## Exercise
Using the data below, gather each line that includes the word "been".

* begin Dataset excerpts *

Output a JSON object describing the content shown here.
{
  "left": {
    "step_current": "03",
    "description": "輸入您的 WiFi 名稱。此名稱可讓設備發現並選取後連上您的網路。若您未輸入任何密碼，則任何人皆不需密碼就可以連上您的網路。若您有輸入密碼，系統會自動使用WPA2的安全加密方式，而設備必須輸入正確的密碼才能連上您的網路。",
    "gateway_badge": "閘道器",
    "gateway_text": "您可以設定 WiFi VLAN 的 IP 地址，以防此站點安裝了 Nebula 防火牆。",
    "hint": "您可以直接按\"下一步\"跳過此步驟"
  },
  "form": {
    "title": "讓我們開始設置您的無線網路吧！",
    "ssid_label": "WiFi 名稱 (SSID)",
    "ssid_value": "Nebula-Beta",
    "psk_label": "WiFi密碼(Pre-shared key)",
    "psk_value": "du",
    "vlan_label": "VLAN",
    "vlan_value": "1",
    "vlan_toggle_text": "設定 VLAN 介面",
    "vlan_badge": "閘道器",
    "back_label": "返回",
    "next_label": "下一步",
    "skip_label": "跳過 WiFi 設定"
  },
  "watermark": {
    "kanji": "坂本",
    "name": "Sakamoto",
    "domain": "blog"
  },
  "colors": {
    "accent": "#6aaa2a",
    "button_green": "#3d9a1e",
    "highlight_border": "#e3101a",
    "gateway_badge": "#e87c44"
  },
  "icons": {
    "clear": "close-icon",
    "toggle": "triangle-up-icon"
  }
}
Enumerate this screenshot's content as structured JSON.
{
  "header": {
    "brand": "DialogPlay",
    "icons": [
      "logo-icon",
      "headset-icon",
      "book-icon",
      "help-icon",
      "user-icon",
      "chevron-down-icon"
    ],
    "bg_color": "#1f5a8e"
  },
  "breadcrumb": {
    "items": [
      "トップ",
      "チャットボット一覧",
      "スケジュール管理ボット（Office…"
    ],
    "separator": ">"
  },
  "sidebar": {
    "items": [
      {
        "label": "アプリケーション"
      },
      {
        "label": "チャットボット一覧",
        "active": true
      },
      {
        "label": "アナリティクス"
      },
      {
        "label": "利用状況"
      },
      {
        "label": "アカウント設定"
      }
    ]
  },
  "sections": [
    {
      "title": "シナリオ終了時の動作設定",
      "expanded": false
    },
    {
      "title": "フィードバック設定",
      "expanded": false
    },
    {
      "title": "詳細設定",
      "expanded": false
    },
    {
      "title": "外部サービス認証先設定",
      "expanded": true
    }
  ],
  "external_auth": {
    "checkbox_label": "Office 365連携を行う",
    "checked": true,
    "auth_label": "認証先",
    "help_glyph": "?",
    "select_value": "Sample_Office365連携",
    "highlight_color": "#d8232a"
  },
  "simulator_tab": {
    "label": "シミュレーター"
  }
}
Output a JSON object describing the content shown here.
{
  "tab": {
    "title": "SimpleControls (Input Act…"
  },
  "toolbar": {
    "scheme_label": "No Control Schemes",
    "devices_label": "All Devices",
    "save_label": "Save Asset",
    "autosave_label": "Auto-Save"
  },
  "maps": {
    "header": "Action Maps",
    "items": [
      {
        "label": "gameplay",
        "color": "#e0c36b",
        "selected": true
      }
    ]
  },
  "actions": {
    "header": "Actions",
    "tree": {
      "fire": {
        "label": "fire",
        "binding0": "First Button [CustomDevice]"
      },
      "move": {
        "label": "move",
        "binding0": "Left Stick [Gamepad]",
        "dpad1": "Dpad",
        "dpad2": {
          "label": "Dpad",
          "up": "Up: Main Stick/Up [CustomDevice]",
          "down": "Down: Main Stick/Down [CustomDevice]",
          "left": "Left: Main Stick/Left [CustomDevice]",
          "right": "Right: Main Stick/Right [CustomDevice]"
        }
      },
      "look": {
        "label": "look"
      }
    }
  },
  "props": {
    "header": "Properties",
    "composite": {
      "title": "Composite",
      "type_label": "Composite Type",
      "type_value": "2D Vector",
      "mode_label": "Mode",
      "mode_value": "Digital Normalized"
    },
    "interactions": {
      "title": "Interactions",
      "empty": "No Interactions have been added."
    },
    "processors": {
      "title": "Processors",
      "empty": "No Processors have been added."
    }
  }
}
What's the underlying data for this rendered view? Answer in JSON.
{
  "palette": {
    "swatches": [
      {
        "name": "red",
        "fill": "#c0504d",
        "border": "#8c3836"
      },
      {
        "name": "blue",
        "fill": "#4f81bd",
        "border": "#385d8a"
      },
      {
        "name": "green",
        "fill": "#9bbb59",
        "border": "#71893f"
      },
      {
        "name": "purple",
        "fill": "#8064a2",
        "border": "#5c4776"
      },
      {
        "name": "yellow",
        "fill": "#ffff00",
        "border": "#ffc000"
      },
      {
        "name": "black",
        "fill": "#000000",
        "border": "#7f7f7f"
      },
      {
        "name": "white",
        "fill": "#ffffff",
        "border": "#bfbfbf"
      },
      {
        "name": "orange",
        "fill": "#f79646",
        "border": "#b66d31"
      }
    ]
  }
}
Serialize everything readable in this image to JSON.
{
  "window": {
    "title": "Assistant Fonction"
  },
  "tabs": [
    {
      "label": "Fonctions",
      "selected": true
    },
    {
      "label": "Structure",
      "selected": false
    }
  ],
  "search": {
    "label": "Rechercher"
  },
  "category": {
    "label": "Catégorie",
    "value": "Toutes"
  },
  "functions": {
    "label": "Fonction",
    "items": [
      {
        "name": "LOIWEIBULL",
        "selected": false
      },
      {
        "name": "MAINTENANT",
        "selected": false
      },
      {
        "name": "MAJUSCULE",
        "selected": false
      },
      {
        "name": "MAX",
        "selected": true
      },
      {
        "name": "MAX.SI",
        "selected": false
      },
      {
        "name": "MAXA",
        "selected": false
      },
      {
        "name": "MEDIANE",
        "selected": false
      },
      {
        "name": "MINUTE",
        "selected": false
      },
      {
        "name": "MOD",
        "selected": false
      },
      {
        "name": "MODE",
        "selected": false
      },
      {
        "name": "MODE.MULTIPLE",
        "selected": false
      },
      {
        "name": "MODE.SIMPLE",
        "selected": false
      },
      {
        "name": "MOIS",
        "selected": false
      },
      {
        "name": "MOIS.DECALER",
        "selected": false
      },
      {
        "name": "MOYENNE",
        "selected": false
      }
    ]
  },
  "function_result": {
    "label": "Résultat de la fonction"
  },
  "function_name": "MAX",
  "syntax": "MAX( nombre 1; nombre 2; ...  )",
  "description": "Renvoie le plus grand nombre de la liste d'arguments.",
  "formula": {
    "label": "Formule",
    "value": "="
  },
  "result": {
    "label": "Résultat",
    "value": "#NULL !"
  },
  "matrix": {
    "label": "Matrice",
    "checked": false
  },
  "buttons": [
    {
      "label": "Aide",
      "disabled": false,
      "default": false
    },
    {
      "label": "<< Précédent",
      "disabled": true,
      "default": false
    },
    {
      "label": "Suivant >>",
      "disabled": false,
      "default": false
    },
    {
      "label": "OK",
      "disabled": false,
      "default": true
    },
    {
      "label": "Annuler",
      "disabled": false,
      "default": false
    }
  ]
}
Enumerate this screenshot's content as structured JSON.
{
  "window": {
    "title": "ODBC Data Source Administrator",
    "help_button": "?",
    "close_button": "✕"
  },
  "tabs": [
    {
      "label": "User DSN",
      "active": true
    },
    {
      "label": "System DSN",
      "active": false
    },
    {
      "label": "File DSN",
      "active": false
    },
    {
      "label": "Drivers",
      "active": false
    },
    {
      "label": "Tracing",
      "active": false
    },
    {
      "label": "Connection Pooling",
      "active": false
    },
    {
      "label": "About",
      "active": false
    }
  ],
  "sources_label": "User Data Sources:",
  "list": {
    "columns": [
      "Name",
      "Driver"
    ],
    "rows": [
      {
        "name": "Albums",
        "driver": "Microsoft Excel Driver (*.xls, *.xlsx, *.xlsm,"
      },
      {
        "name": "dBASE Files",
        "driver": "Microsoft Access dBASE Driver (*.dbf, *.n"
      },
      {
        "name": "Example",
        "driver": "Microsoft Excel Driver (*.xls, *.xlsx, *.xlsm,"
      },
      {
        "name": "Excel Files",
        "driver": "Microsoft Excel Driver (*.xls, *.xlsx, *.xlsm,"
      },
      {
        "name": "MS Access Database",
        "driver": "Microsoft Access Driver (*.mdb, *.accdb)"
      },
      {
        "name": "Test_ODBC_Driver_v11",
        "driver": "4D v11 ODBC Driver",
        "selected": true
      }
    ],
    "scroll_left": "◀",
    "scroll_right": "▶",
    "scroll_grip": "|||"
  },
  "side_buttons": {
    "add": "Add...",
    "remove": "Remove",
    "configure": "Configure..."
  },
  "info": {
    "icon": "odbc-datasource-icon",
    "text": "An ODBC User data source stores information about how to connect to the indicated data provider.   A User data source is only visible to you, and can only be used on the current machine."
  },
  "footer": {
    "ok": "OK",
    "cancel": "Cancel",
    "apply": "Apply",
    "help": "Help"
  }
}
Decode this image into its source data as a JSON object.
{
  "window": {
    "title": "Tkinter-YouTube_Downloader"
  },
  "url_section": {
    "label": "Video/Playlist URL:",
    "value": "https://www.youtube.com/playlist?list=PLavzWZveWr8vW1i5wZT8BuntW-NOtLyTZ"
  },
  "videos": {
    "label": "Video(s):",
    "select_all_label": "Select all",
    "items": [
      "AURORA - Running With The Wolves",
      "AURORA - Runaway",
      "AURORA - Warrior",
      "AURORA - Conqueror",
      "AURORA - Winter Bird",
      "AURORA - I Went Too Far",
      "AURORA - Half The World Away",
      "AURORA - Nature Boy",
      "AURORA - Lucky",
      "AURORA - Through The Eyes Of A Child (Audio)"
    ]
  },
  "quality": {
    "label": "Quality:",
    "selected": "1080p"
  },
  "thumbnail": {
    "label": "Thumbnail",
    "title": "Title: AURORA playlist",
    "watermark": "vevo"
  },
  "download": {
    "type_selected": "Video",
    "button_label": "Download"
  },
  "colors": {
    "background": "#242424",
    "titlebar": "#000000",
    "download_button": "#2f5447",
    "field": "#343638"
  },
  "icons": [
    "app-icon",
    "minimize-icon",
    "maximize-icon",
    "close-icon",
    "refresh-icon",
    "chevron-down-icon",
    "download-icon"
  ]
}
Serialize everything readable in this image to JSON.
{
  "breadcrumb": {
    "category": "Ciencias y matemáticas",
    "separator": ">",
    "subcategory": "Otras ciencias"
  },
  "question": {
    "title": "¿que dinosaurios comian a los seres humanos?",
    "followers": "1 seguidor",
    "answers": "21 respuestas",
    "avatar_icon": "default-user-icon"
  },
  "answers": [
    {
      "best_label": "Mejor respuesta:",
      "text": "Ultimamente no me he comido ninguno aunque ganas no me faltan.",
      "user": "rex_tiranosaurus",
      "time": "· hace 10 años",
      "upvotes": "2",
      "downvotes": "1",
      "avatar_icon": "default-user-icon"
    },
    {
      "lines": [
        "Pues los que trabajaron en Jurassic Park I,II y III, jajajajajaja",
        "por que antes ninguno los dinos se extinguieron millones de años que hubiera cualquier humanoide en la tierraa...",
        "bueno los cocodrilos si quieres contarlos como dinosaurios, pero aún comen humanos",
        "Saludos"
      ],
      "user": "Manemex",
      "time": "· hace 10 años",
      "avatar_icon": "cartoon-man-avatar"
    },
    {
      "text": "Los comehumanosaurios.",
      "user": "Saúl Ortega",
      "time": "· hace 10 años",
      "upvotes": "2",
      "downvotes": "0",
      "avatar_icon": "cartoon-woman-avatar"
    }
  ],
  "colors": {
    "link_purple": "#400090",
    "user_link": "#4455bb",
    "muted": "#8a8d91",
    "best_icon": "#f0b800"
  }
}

* end Dataset excerpts *

## Problem solution
      "empty": "No Interactions have been added."
      "empty": "No Processors have been added."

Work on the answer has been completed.